What you should do: Repeat only the lines below from the one that contains "Transcribe this image's" through the final line, exactly. Omit pictures.

-- START Supplied information --

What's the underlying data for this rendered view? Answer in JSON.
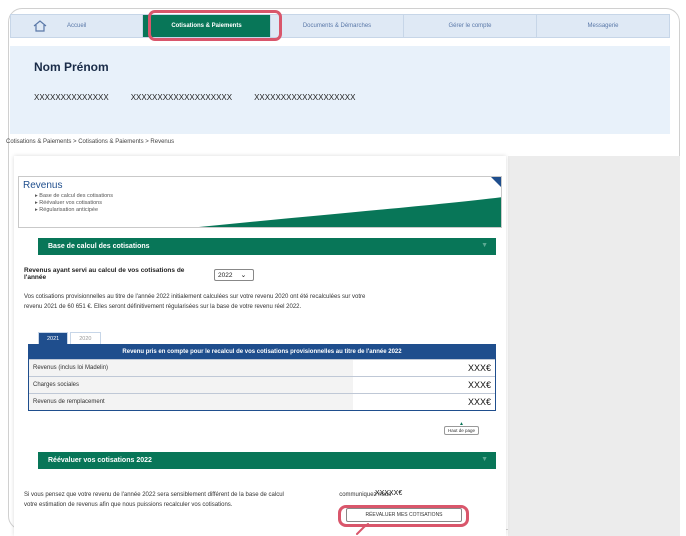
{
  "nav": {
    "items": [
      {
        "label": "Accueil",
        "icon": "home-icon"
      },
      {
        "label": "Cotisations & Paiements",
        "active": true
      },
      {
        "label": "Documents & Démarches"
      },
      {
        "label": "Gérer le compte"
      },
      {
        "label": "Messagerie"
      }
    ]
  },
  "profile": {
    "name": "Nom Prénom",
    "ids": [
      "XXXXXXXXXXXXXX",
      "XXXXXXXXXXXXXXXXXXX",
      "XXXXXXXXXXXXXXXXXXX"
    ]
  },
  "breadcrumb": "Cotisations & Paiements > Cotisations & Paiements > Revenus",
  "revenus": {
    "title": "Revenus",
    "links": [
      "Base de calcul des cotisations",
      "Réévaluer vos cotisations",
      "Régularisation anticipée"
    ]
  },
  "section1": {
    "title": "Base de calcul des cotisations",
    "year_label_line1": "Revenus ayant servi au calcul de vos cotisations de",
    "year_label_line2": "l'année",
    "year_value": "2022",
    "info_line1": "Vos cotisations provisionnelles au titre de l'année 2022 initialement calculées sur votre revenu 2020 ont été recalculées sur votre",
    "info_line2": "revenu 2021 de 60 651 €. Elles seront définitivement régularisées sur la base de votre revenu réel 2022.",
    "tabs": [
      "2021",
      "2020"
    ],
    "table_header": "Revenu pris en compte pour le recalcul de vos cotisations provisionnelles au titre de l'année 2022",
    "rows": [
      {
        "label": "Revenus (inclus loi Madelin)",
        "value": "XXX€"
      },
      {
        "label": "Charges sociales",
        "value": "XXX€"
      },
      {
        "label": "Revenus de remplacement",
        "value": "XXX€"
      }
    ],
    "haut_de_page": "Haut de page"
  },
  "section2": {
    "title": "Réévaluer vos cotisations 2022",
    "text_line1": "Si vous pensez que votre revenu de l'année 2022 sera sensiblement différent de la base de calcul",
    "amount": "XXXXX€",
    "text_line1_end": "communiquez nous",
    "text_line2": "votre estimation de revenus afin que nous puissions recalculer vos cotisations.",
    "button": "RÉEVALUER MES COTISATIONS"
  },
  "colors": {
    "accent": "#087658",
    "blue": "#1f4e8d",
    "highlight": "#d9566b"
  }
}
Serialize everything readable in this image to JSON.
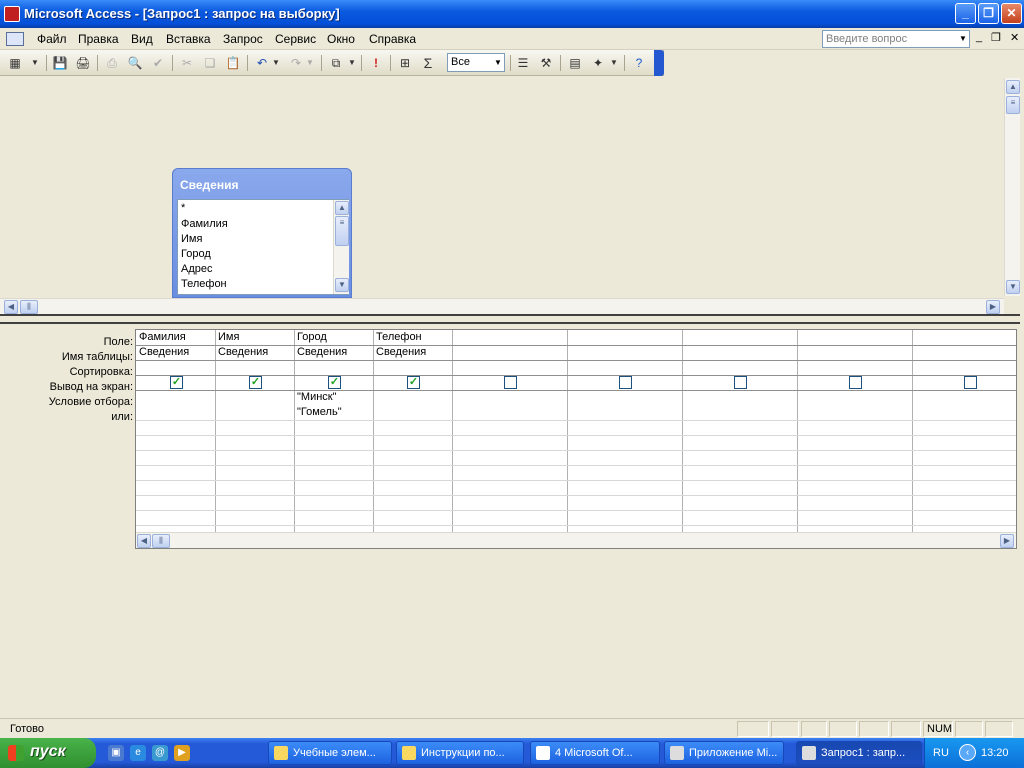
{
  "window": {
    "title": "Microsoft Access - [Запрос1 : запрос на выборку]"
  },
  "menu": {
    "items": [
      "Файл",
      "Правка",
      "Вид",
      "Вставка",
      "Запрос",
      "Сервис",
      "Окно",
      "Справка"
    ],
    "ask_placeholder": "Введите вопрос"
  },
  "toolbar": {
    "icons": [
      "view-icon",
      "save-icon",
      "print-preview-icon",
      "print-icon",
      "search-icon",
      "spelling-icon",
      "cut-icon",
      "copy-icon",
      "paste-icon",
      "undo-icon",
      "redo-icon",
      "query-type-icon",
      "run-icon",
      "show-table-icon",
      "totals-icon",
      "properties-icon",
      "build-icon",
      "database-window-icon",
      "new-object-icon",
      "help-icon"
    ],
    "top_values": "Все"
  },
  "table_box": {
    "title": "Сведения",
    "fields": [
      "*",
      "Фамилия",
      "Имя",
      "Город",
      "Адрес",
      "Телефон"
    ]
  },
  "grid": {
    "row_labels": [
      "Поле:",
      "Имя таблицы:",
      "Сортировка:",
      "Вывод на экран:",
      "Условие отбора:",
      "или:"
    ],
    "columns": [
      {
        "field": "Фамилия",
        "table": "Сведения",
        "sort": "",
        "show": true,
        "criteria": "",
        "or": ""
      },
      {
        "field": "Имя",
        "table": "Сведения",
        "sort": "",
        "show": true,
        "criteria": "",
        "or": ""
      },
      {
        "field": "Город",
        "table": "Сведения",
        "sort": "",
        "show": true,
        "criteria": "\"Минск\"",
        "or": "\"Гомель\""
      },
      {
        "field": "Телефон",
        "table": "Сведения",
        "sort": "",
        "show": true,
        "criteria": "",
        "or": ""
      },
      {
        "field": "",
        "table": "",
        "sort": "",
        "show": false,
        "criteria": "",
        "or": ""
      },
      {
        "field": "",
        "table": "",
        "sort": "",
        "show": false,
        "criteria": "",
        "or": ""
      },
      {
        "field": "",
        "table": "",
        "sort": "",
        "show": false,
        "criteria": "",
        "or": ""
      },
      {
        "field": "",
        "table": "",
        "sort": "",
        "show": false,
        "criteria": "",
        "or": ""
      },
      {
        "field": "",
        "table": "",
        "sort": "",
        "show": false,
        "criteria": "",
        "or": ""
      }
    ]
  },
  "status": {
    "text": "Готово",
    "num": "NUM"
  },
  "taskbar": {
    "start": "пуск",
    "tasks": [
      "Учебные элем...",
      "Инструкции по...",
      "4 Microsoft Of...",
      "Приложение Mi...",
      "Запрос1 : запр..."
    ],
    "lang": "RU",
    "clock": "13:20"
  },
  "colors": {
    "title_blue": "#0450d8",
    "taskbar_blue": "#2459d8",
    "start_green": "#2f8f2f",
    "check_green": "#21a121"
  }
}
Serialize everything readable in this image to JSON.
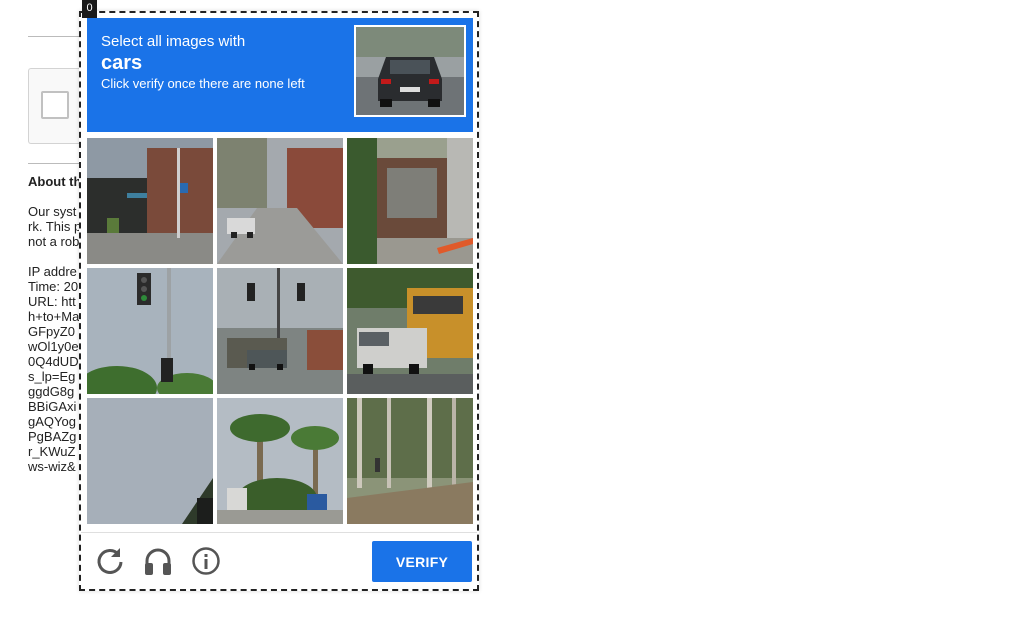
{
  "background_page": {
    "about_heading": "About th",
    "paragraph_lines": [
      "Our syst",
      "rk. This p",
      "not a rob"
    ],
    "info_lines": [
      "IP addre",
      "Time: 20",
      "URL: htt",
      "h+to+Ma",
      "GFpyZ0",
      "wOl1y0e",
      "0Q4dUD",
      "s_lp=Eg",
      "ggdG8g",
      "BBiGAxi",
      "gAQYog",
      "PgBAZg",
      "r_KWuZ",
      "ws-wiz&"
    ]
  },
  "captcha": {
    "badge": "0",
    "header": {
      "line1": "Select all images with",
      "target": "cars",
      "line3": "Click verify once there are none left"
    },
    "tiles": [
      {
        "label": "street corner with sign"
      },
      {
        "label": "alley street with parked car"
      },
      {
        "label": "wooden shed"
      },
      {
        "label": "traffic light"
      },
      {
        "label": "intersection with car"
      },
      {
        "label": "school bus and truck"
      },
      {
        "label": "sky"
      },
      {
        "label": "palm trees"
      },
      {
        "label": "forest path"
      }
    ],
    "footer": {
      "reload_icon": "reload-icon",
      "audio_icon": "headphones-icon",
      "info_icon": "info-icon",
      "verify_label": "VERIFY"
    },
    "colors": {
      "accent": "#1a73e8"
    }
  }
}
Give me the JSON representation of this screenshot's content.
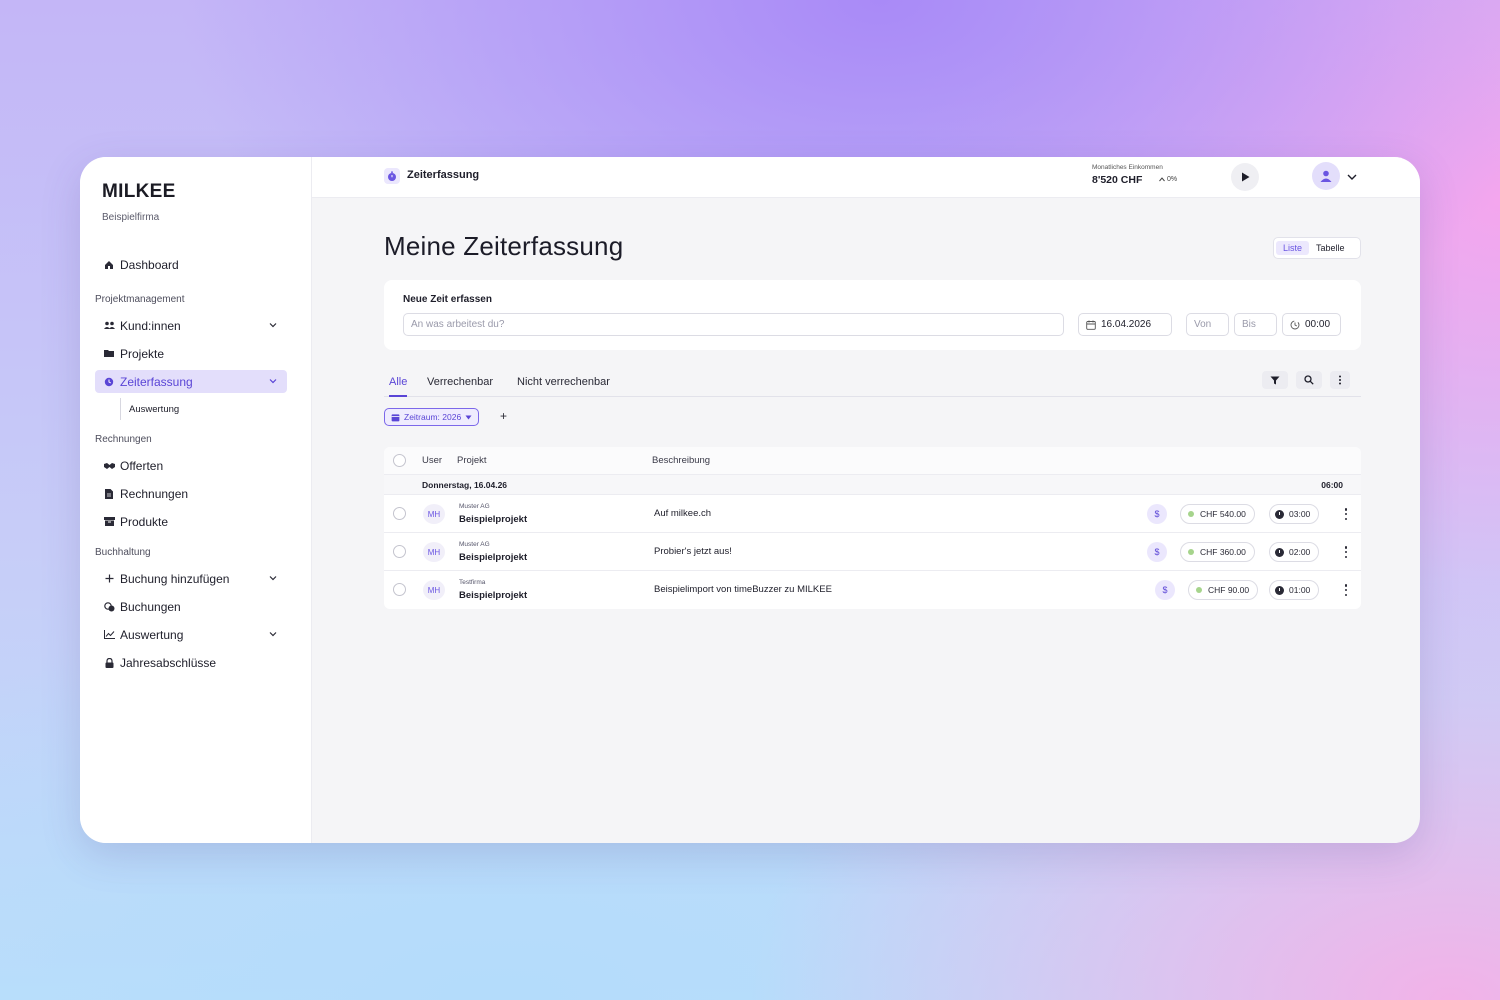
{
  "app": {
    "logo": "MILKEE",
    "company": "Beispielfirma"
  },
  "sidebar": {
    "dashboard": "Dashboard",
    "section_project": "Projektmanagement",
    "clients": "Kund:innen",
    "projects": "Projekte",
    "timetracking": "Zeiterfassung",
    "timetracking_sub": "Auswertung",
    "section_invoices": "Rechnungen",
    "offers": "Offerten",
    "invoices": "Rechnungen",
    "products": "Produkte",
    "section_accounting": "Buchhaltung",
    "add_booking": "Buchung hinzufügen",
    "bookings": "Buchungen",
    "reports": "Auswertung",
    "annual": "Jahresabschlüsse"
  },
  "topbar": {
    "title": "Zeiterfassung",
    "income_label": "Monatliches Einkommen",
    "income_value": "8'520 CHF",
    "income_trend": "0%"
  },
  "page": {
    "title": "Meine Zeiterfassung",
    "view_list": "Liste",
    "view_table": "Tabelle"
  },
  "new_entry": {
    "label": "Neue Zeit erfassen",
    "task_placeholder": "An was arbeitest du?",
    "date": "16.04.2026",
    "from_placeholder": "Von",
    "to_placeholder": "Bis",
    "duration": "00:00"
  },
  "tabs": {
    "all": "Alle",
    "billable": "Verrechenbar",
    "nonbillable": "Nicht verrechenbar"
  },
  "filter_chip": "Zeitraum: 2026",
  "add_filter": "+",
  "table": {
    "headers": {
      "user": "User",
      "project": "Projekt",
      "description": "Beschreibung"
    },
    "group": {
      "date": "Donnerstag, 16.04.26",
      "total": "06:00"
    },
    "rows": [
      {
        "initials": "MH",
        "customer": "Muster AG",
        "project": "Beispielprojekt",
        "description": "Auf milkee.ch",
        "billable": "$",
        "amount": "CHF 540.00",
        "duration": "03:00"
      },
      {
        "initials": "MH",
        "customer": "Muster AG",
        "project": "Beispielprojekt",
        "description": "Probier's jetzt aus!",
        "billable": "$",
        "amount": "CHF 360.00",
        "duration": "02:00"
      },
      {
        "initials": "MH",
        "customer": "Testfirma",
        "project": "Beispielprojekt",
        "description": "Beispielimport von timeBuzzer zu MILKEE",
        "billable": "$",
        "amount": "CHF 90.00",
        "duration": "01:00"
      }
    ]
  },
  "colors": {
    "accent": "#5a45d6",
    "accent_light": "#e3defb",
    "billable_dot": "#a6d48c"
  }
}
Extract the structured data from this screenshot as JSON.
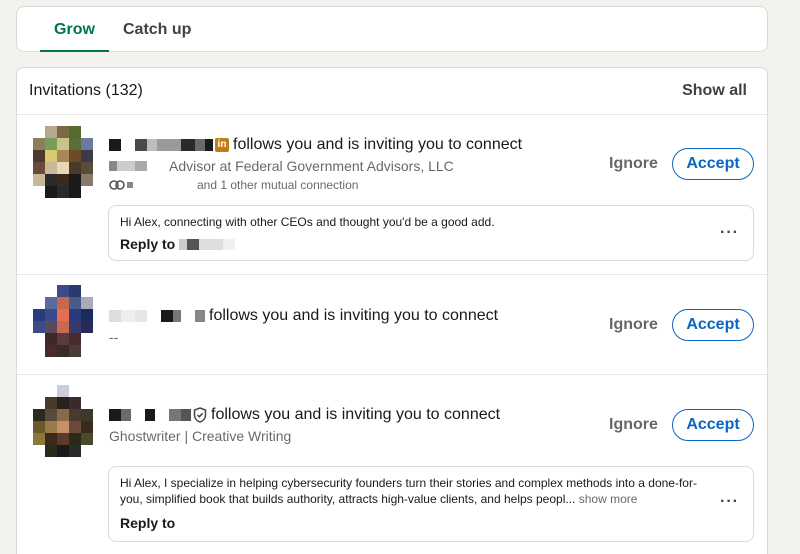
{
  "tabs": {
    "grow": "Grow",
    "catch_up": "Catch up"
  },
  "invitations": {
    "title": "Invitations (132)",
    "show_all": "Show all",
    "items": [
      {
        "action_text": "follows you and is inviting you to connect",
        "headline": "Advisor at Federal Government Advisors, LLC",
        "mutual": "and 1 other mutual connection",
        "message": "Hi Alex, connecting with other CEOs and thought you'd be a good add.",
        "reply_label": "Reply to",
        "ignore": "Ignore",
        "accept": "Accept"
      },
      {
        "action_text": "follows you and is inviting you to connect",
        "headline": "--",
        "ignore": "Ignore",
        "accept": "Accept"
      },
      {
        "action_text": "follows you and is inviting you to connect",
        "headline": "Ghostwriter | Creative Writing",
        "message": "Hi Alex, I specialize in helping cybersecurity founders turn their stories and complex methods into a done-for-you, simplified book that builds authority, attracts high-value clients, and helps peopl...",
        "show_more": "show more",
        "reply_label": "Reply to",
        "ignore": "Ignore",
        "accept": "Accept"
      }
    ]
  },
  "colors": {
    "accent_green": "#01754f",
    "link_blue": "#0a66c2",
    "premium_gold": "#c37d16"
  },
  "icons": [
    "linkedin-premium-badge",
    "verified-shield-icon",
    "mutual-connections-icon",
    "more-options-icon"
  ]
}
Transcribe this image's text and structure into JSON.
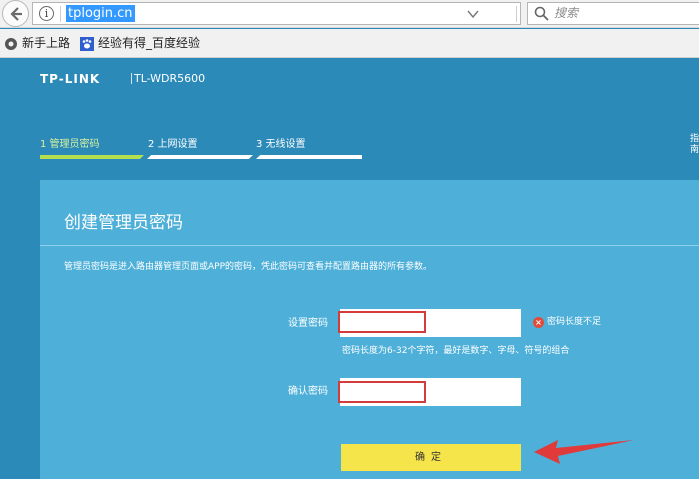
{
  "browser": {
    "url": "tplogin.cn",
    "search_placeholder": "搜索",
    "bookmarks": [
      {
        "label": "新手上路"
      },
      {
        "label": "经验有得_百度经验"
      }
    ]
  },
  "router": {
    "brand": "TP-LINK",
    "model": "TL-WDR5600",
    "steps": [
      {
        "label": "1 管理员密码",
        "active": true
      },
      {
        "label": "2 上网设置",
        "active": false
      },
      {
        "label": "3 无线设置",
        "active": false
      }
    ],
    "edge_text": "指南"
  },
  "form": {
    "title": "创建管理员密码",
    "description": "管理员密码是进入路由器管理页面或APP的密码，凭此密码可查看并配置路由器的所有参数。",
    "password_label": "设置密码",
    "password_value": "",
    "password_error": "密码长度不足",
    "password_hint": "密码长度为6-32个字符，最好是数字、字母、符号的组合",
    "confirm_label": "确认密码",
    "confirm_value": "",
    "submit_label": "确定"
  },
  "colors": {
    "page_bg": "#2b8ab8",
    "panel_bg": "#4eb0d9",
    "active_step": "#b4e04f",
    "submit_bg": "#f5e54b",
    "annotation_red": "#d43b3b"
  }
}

-- END Supplied information --

The solution:
Transcribe this image's text and structure into JSON.
{
  "browser": {
    "url": "tplogin.cn",
    "search_placeholder": "搜索",
    "bookmarks": [
      {
        "label": "新手上路"
      },
      {
        "label": "经验有得_百度经验"
      }
    ]
  },
  "router": {
    "brand": "TP-LINK",
    "model": "TL-WDR5600",
    "steps": [
      {
        "label": "1 管理员密码",
        "active": true
      },
      {
        "label": "2 上网设置",
        "active": false
      },
      {
        "label": "3 无线设置",
        "active": false
      }
    ],
    "edge_text": "指南"
  },
  "form": {
    "title": "创建管理员密码",
    "description": "管理员密码是进入路由器管理页面或APP的密码，凭此密码可查看并配置路由器的所有参数。",
    "password_label": "设置密码",
    "password_value": "",
    "password_error": "密码长度不足",
    "password_hint": "密码长度为6-32个字符，最好是数字、字母、符号的组合",
    "confirm_label": "确认密码",
    "confirm_value": "",
    "submit_label": "确定"
  },
  "colors": {
    "page_bg": "#2b8ab8",
    "panel_bg": "#4eb0d9",
    "active_step": "#b4e04f",
    "submit_bg": "#f5e54b",
    "annotation_red": "#d43b3b"
  }
}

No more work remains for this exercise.